Given request: Write out the entries below once more, exactly, with the pictures left out.

Available records:
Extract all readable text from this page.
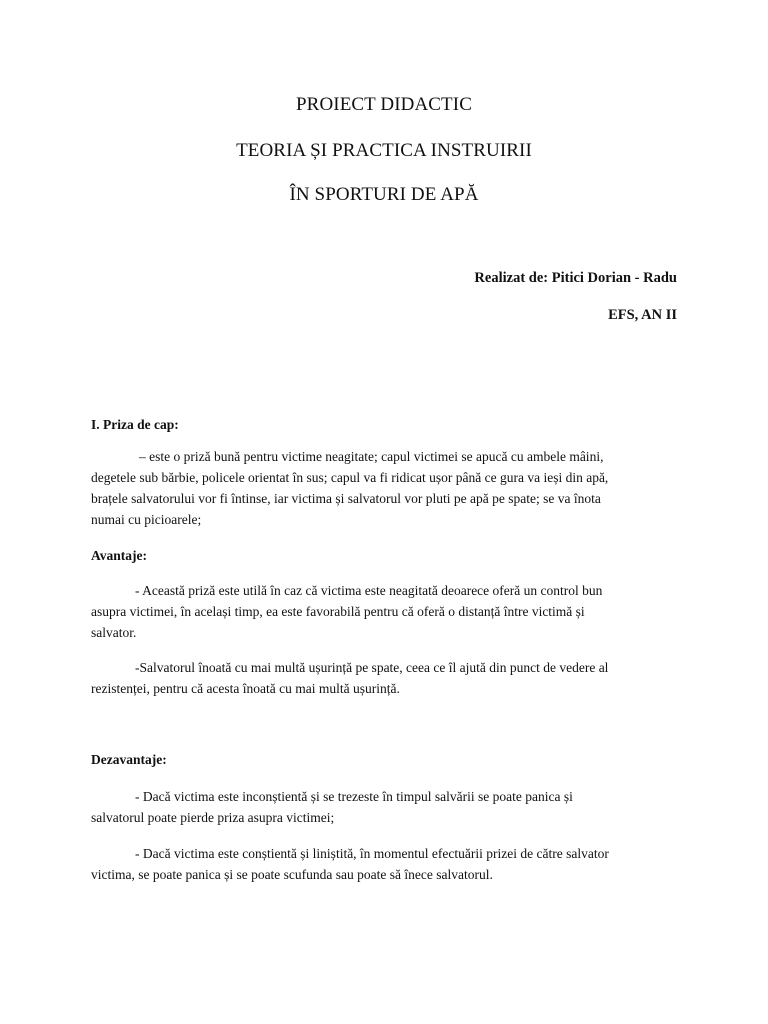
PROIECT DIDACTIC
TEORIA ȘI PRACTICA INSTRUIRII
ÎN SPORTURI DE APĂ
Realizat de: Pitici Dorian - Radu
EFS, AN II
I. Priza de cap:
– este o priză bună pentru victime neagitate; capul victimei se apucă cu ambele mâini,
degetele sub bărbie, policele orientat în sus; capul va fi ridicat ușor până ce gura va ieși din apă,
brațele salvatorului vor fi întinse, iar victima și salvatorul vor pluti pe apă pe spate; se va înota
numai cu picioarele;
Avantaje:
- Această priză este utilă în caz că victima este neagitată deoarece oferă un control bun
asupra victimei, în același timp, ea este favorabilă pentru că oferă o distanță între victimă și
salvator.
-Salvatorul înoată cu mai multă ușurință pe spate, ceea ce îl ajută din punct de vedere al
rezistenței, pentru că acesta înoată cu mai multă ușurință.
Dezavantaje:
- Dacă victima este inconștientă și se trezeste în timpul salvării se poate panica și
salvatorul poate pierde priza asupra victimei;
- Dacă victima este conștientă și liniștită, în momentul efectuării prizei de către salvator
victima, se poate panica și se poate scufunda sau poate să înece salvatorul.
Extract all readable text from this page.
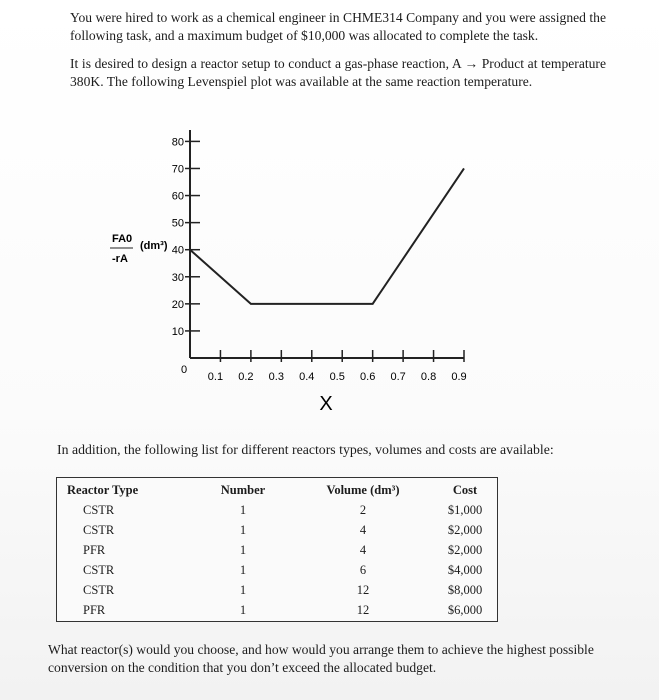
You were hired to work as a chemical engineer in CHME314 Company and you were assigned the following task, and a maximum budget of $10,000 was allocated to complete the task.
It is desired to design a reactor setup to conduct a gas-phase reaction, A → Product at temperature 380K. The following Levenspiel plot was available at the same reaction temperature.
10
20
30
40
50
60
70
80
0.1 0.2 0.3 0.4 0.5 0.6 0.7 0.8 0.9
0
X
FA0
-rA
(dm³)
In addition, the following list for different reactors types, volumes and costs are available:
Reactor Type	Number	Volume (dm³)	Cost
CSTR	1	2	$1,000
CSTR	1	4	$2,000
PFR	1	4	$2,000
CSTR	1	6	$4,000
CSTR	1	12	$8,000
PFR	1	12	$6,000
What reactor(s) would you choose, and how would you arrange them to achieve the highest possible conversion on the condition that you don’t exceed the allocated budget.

Response to the exercise:
Extract all readable text from this page.
PROIECT DIDACTIC
TEORIA ȘI PRACTICA INSTRUIRII
ÎN SPORTURI DE APĂ
Realizat de: Pitici Dorian - Radu
EFS, AN II
I. Priza de cap:
– este o priză bună pentru victime neagitate; capul victimei se apucă cu ambele mâini,
degetele sub bărbie, policele orientat în sus; capul va fi ridicat ușor până ce gura va ieși din apă,
brațele salvatorului vor fi întinse, iar victima și salvatorul vor pluti pe apă pe spate; se va înota
numai cu picioarele;
Avantaje:
- Această priză este utilă în caz că victima este neagitată deoarece oferă un control bun
asupra victimei, în același timp, ea este favorabilă pentru că oferă o distanță între victimă și
salvator.
-Salvatorul înoată cu mai multă ușurință pe spate, ceea ce îl ajută din punct de vedere al
rezistenței, pentru că acesta înoată cu mai multă ușurință.
Dezavantaje:
- Dacă victima este inconștientă și se trezeste în timpul salvării se poate panica și
salvatorul poate pierde priza asupra victimei;
- Dacă victima este conștientă și liniștită, în momentul efectuării prizei de către salvator
victima, se poate panica și se poate scufunda sau poate să înece salvatorul.
Extract all readable text from this page.
You were hired to work as a chemical engineer in CHME314 Company and you were assigned the following task, and a maximum budget of $10,000 was allocated to complete the task.
It is desired to design a reactor setup to conduct a gas-phase reaction, A → Product at temperature 380K. The following Levenspiel plot was available at the same reaction temperature.
10
20
30
40
50
60
70
80
0.1 0.2 0.3 0.4 0.5 0.6 0.7 0.8 0.9
0
X
FA0
-rA
(dm³)
In addition, the following list for different reactors types, volumes and costs are available:
Reactor Type	Number	Volume (dm³)	Cost
CSTR	1	2	$1,000
CSTR	1	4	$2,000
PFR	1	4	$2,000
CSTR	1	6	$4,000
CSTR	1	12	$8,000
PFR	1	12	$6,000
What reactor(s) would you choose, and how would you arrange them to achieve the highest possible conversion on the condition that you don’t exceed the allocated budget.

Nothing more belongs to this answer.